Written exercise: Wherever "Insurance" appears in a line, list that line.

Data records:
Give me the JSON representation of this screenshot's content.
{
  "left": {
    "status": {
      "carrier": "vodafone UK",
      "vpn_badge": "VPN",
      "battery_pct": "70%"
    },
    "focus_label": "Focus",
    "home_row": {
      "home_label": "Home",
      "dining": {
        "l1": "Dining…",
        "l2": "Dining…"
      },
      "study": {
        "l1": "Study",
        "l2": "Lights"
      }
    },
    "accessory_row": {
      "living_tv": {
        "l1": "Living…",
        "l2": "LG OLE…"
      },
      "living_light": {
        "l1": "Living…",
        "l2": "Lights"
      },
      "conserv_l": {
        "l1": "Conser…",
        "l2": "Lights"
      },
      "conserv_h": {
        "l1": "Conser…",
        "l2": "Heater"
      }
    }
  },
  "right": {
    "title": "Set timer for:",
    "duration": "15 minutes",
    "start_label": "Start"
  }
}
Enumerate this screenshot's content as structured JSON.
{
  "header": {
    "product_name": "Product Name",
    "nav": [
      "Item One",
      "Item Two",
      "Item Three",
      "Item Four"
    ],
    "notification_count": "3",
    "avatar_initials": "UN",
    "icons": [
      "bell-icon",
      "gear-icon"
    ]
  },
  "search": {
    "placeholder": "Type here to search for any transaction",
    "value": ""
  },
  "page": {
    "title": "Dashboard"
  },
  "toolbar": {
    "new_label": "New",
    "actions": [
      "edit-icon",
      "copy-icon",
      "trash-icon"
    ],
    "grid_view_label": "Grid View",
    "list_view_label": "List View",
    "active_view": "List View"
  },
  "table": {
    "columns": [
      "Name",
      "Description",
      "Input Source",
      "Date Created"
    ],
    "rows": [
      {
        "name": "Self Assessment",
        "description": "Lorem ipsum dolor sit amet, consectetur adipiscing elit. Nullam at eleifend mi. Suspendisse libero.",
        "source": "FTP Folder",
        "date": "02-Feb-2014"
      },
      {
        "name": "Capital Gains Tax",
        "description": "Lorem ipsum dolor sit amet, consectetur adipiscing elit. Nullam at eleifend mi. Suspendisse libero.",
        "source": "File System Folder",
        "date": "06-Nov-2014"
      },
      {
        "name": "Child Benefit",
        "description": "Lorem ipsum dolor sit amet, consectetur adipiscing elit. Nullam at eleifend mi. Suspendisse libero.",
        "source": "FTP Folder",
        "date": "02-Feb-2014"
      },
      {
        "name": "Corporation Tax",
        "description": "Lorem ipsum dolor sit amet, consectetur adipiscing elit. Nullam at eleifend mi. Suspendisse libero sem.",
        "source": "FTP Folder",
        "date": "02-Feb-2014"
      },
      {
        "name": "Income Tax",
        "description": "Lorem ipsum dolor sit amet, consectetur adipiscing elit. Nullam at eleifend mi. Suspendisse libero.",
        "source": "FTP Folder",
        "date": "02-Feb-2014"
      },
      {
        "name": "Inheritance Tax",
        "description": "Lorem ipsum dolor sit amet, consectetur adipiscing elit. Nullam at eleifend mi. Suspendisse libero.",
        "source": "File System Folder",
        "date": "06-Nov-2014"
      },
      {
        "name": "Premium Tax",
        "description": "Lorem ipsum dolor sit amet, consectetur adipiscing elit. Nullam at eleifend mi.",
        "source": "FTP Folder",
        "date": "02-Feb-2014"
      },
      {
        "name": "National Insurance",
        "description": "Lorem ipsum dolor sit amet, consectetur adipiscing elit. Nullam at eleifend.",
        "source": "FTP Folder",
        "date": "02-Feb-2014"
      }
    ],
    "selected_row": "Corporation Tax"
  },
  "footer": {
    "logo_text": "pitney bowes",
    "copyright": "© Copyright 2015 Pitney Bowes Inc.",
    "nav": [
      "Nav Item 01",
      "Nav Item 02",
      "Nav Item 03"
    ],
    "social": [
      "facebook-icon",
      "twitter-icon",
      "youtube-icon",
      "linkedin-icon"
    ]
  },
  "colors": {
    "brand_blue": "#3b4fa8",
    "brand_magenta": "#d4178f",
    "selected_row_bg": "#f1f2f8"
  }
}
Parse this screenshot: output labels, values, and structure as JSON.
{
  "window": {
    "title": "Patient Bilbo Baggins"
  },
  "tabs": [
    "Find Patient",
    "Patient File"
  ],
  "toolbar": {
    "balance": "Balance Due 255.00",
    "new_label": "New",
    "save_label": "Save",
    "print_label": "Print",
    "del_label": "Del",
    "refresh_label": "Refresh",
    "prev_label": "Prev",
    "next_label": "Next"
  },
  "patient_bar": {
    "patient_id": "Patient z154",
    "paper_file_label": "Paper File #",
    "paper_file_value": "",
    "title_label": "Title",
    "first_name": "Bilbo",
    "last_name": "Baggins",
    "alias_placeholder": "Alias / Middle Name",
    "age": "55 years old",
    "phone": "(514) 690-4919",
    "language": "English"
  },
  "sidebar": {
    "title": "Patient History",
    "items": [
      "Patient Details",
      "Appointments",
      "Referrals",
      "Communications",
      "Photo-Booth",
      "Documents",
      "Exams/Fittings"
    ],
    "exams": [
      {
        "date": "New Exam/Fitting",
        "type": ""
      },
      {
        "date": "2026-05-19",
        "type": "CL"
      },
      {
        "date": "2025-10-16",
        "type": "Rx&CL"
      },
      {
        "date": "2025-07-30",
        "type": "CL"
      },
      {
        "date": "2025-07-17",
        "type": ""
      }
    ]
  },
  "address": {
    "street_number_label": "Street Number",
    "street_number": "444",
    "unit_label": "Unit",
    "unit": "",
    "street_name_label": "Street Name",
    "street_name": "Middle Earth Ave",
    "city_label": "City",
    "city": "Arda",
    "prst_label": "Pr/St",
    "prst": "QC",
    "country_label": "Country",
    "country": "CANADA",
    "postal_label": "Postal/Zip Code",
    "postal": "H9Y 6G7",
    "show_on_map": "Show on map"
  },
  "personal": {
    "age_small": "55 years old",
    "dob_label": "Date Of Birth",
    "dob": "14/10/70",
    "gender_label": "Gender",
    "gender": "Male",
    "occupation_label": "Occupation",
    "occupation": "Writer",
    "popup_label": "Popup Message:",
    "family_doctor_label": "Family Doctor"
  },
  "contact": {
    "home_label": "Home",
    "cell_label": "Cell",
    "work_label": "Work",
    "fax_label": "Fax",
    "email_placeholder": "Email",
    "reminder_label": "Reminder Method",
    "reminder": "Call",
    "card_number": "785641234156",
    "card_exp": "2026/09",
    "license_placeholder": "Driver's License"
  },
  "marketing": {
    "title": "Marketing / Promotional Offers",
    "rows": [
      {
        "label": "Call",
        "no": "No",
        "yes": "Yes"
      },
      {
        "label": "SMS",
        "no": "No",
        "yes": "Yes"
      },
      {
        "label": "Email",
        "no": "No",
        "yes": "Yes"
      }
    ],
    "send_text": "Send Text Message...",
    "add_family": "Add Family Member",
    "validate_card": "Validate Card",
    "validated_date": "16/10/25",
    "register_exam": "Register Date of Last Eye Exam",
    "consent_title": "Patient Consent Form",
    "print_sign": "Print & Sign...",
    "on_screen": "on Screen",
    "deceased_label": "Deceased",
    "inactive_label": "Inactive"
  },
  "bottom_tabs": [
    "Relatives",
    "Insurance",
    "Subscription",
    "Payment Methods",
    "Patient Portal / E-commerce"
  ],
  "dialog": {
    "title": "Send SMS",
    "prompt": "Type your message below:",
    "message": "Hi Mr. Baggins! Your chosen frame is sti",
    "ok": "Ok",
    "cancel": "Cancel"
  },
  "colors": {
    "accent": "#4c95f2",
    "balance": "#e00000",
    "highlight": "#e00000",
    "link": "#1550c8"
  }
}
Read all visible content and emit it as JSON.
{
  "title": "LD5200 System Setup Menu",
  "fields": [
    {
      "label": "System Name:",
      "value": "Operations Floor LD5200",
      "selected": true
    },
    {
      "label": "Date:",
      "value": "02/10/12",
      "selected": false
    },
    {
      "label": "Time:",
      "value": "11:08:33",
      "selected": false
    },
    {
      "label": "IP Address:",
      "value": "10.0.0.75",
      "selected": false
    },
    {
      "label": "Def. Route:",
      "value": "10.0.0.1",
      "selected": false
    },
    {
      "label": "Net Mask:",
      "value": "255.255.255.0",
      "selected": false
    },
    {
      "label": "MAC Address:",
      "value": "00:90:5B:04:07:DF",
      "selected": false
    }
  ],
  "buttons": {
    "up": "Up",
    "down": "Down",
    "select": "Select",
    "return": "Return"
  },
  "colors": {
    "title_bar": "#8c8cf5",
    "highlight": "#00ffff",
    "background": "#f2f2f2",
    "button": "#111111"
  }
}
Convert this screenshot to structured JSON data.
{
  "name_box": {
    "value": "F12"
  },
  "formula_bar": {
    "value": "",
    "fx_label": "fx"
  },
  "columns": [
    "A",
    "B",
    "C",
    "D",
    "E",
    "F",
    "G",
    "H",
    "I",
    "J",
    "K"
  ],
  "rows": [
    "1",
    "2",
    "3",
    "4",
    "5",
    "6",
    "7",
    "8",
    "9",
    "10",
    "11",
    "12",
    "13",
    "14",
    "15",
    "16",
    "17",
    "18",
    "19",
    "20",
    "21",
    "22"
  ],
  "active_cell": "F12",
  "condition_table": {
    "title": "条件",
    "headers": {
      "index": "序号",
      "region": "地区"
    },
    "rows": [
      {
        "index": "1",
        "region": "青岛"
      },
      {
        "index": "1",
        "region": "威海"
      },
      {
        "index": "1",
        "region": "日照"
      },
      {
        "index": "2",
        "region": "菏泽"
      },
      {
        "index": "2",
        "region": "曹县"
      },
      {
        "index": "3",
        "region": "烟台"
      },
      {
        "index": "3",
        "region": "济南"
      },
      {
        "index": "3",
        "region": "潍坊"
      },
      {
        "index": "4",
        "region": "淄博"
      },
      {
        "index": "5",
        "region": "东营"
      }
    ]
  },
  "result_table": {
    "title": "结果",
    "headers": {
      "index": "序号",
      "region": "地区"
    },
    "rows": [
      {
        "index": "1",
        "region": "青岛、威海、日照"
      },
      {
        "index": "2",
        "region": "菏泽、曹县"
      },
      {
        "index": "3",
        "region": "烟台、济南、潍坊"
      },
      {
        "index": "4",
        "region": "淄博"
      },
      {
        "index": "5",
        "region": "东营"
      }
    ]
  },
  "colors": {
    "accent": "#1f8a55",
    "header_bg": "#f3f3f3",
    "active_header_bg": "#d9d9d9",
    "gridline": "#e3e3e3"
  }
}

Answer in full:
        "name": "National Insurance",
    "Insurance",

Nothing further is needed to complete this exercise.